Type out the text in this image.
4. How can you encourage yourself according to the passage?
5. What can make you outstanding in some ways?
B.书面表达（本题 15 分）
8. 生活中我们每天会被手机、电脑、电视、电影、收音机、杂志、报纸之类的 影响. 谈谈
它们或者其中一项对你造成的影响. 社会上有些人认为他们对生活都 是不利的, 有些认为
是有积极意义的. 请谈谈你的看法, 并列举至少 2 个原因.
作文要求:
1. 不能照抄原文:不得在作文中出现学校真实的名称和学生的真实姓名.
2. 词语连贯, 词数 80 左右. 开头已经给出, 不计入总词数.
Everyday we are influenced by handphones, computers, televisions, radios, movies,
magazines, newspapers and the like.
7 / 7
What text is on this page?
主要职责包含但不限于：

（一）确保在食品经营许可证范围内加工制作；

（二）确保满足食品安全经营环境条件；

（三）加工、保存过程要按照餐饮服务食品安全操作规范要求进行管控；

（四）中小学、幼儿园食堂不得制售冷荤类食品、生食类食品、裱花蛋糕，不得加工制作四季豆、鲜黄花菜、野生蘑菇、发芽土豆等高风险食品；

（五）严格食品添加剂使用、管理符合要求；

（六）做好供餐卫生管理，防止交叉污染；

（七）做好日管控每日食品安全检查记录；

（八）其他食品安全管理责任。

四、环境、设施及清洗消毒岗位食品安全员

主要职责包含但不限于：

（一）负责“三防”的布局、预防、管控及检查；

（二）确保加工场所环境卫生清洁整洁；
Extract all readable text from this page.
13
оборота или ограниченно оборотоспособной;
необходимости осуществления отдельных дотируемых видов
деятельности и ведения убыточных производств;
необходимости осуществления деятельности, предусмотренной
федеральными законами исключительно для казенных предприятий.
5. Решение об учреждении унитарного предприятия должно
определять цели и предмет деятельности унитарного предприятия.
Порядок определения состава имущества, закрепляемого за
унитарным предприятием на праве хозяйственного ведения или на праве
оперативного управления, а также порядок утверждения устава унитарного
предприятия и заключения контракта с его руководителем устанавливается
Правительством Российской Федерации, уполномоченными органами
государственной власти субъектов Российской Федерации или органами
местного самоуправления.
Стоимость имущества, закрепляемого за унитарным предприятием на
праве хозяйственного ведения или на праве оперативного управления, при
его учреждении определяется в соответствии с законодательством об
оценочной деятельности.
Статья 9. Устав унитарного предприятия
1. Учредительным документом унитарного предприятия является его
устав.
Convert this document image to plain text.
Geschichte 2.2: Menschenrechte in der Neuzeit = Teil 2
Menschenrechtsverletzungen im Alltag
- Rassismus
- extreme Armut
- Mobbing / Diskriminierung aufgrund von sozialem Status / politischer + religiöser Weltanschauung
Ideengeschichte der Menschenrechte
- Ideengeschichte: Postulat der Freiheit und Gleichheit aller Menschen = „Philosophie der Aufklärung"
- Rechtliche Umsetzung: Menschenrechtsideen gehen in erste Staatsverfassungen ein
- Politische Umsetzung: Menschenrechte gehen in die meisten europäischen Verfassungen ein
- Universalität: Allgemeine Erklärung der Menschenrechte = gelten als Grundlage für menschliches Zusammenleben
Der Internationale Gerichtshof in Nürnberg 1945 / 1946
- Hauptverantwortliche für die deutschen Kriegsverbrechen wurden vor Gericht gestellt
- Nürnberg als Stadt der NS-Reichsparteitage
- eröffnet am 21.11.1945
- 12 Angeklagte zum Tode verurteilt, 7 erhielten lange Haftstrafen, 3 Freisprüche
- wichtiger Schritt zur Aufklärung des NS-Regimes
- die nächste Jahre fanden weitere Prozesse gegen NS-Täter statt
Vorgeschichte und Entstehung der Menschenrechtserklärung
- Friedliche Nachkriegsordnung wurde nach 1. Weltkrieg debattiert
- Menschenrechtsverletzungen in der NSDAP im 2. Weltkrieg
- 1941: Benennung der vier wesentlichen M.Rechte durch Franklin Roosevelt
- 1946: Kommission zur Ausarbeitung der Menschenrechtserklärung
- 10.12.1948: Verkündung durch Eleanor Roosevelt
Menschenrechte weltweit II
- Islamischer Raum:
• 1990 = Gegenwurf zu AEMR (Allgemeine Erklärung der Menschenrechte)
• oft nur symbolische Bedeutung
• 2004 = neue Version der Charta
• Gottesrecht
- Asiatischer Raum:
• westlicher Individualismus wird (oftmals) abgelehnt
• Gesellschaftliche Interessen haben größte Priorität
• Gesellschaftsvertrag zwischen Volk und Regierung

» **Exercise**:
Set all of the records down again, exactly as they stand.

» **Task answer**:
Type out the text in this image.
4. How can you encourage yourself according to the passage?
5. What can make you outstanding in some ways?
B.书面表达（本题 15 分）
8. 生活中我们每天会被手机、电脑、电视、电影、收音机、杂志、报纸之类的 影响. 谈谈
它们或者其中一项对你造成的影响. 社会上有些人认为他们对生活都 是不利的, 有些认为
是有积极意义的. 请谈谈你的看法, 并列举至少 2 个原因.
作文要求:
1. 不能照抄原文:不得在作文中出现学校真实的名称和学生的真实姓名.
2. 词语连贯, 词数 80 左右. 开头已经给出, 不计入总词数.
Everyday we are influenced by handphones, computers, televisions, radios, movies,
magazines, newspapers and the like.
7 / 7
What text is on this page?
主要职责包含但不限于：

（一）确保在食品经营许可证范围内加工制作；

（二）确保满足食品安全经营环境条件；

（三）加工、保存过程要按照餐饮服务食品安全操作规范要求进行管控；

（四）中小学、幼儿园食堂不得制售冷荤类食品、生食类食品、裱花蛋糕，不得加工制作四季豆、鲜黄花菜、野生蘑菇、发芽土豆等高风险食品；

（五）严格食品添加剂使用、管理符合要求；

（六）做好供餐卫生管理，防止交叉污染；

（七）做好日管控每日食品安全检查记录；

（八）其他食品安全管理责任。

四、环境、设施及清洗消毒岗位食品安全员

主要职责包含但不限于：

（一）负责“三防”的布局、预防、管控及检查；

（二）确保加工场所环境卫生清洁整洁；
Extract all readable text from this page.
13
оборота или ограниченно оборотоспособной;
необходимости осуществления отдельных дотируемых видов
деятельности и ведения убыточных производств;
необходимости осуществления деятельности, предусмотренной
федеральными законами исключительно для казенных предприятий.
5. Решение об учреждении унитарного предприятия должно
определять цели и предмет деятельности унитарного предприятия.
Порядок определения состава имущества, закрепляемого за
унитарным предприятием на праве хозяйственного ведения или на праве
оперативного управления, а также порядок утверждения устава унитарного
предприятия и заключения контракта с его руководителем устанавливается
Правительством Российской Федерации, уполномоченными органами
государственной власти субъектов Российской Федерации или органами
местного самоуправления.
Стоимость имущества, закрепляемого за унитарным предприятием на
праве хозяйственного ведения или на праве оперативного управления, при
его учреждении определяется в соответствии с законодательством об
оценочной деятельности.
Статья 9. Устав унитарного предприятия
1. Учредительным документом унитарного предприятия является его
устав.
Convert this document image to plain text.
Geschichte 2.2: Menschenrechte in der Neuzeit = Teil 2
Menschenrechtsverletzungen im Alltag
- Rassismus
- extreme Armut
- Mobbing / Diskriminierung aufgrund von sozialem Status / politischer + religiöser Weltanschauung
Ideengeschichte der Menschenrechte
- Ideengeschichte: Postulat der Freiheit und Gleichheit aller Menschen = „Philosophie der Aufklärung"
- Rechtliche Umsetzung: Menschenrechtsideen gehen in erste Staatsverfassungen ein
- Politische Umsetzung: Menschenrechte gehen in die meisten europäischen Verfassungen ein
- Universalität: Allgemeine Erklärung der Menschenrechte = gelten als Grundlage für menschliches Zusammenleben
Der Internationale Gerichtshof in Nürnberg 1945 / 1946
- Hauptverantwortliche für die deutschen Kriegsverbrechen wurden vor Gericht gestellt
- Nürnberg als Stadt der NS-Reichsparteitage
- eröffnet am 21.11.1945
- 12 Angeklagte zum Tode verurteilt, 7 erhielten lange Haftstrafen, 3 Freisprüche
- wichtiger Schritt zur Aufklärung des NS-Regimes
- die nächste Jahre fanden weitere Prozesse gegen NS-Täter statt
Vorgeschichte und Entstehung der Menschenrechtserklärung
- Friedliche Nachkriegsordnung wurde nach 1. Weltkrieg debattiert
- Menschenrechtsverletzungen in der NSDAP im 2. Weltkrieg
- 1941: Benennung der vier wesentlichen M.Rechte durch Franklin Roosevelt
- 1946: Kommission zur Ausarbeitung der Menschenrechtserklärung
- 10.12.1948: Verkündung durch Eleanor Roosevelt
Menschenrechte weltweit II
- Islamischer Raum:
• 1990 = Gegenwurf zu AEMR (Allgemeine Erklärung der Menschenrechte)
• oft nur symbolische Bedeutung
• 2004 = neue Version der Charta
• Gottesrecht
- Asiatischer Raum:
• westlicher Individualismus wird (oftmals) abgelehnt
• Gesellschaftliche Interessen haben größte Priorität
• Gesellschaftsvertrag zwischen Volk und Regierung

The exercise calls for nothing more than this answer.